───── Extracted records ─────

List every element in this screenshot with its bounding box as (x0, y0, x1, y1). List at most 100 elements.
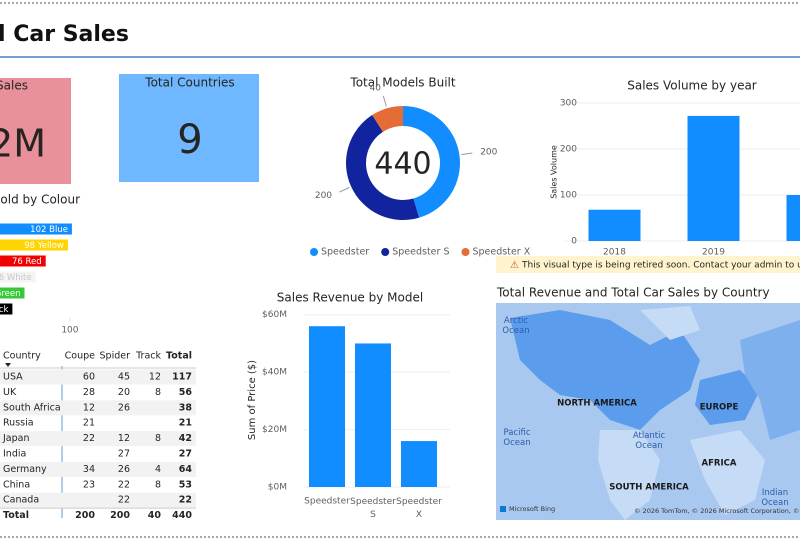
countries-card (119, 74, 259, 182)
map-label-line: Arctic (504, 316, 528, 326)
table-cell: 8 (155, 479, 161, 490)
map-label-line: Indian (762, 488, 788, 498)
bar (0, 271, 36, 283)
table-cell: 20 (118, 387, 130, 398)
chart-title: Total Revenue and Total Car Sales by Cou… (496, 286, 770, 300)
table-cell: 12 (118, 433, 130, 444)
x-tick-label: 2019 (702, 248, 725, 258)
map-label: EUROPE (700, 403, 739, 413)
x-tick-label: 100 (61, 326, 78, 336)
map-label: Indian Ocean (761, 488, 788, 508)
map-label-line: Ocean (635, 441, 662, 451)
map (496, 303, 800, 520)
y-axis-label: Sum of Price ($) (247, 360, 258, 440)
map-label-line: Ocean (502, 326, 529, 336)
map-label: AFRICA (702, 459, 737, 469)
y-tick-label: $20M (262, 425, 287, 435)
bar (588, 209, 641, 241)
table-cell: 56 (179, 387, 193, 398)
leader-line (461, 152, 473, 156)
map-land (690, 430, 765, 515)
bar (0, 255, 46, 267)
bar (0, 223, 72, 235)
y-axis-label: Sales Volume (550, 145, 559, 199)
map-label: Pacific Ocean (503, 428, 530, 448)
legend-swatch (310, 248, 318, 256)
table-cell: 12 (149, 372, 161, 383)
map-land (510, 310, 700, 430)
table-cell: 22 (83, 433, 95, 444)
warning-bar (496, 256, 800, 273)
leader-line (382, 95, 387, 107)
chart-title: Total Models Built (349, 76, 455, 90)
row-label: India (3, 449, 26, 460)
data-label-category: Black (0, 305, 8, 315)
table-cell: 21 (179, 418, 192, 429)
y-tick-label: $0M (268, 483, 287, 493)
table-cell: 28 (83, 387, 95, 398)
chart-title: Sales Volume by year (627, 79, 757, 93)
row-label: Russia (3, 418, 34, 429)
map-attribution: © 2026 TomTom, © 2026 Microsoft Corporat… (634, 507, 800, 515)
row-band (0, 400, 196, 416)
table-cell: 64 (179, 464, 193, 475)
row-band (0, 461, 196, 477)
table-cell: 26 (118, 464, 130, 475)
card-value: 9 (177, 117, 202, 163)
card-value: 2M (0, 122, 46, 166)
bar (786, 195, 800, 241)
bar (0, 303, 13, 315)
data-label: 43 Black (0, 305, 8, 315)
x-tick-label: Speedster S (350, 497, 396, 520)
table-cell: 200 (75, 510, 95, 521)
row-label: UK (3, 387, 17, 398)
table-cell: 34 (83, 464, 95, 475)
row-band (0, 431, 196, 447)
sort-arrow (5, 363, 11, 367)
data-label: 200 (480, 147, 497, 157)
legend-swatch (381, 248, 390, 256)
bar (0, 239, 68, 251)
row-label: Total (3, 510, 29, 521)
y-tick-label: 100 (560, 191, 577, 201)
warning-text: This visual type is being retired soon. … (521, 261, 800, 271)
data-label: 98 Yellow (24, 241, 64, 251)
donut-slice (372, 106, 403, 132)
map-land (640, 306, 700, 340)
data-label-value: 76 (12, 257, 23, 267)
table-cell: 27 (179, 449, 192, 460)
table-cell: 440 (172, 510, 192, 521)
table-cell: 42 (179, 433, 192, 444)
data-label: 76 Red (12, 257, 42, 267)
row-label: South Africa (3, 402, 61, 413)
donut-slice (346, 115, 420, 220)
bar (355, 343, 391, 487)
chart-title: sold by Colour (0, 193, 80, 207)
legend-label: Speedster X (472, 247, 530, 258)
table-cell: 8 (155, 387, 161, 398)
y-tick-label: 300 (560, 99, 577, 109)
row-label: China (3, 479, 30, 490)
bing-logo-mark (500, 506, 506, 512)
table-cell: 23 (83, 479, 95, 490)
map-land (695, 370, 760, 425)
x-tick-label: Speedster X (396, 497, 442, 520)
table-cell: 117 (172, 372, 192, 383)
map-label: SOUTH AMERICA (609, 483, 689, 493)
map-land (598, 430, 660, 520)
bar (0, 287, 25, 299)
row-label: Germany (3, 464, 47, 475)
column-header: Track (135, 351, 161, 362)
x-tick-label-line: S (370, 510, 376, 520)
map-label: NORTH AMERICA (557, 399, 637, 409)
table-cell: 22 (118, 495, 130, 506)
data-label: 66 White (0, 273, 32, 283)
data-label: 200 (315, 191, 332, 201)
x-tick-label: 2018 (603, 248, 626, 258)
bar (309, 326, 345, 487)
data-label: 55 Green (0, 289, 21, 299)
y-tick-label: 0 (571, 237, 577, 247)
row-label: USA (3, 372, 23, 383)
card-label: Sales (0, 79, 28, 93)
center-label: 440 (374, 147, 431, 182)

─────

Instructions for the task: Return the listing lines exactly, beginning with the line containing "countries-card (119, 74, 259, 182)" and ending after the line containing "x-tick-label: 100 (61, 326, 78, 336)".

Exercise output:
countries-card (119, 74, 259, 182)
map-label-line: Arctic (504, 316, 528, 326)
table-cell: 8 (155, 479, 161, 490)
map-label-line: Indian (762, 488, 788, 498)
bar (0, 271, 36, 283)
table-cell: 20 (118, 387, 130, 398)
chart-title: Total Revenue and Total Car Sales by Cou… (496, 286, 770, 300)
table-cell: 12 (118, 433, 130, 444)
x-tick-label: 2019 (702, 248, 725, 258)
map-label: EUROPE (700, 403, 739, 413)
x-tick-label: 100 (61, 326, 78, 336)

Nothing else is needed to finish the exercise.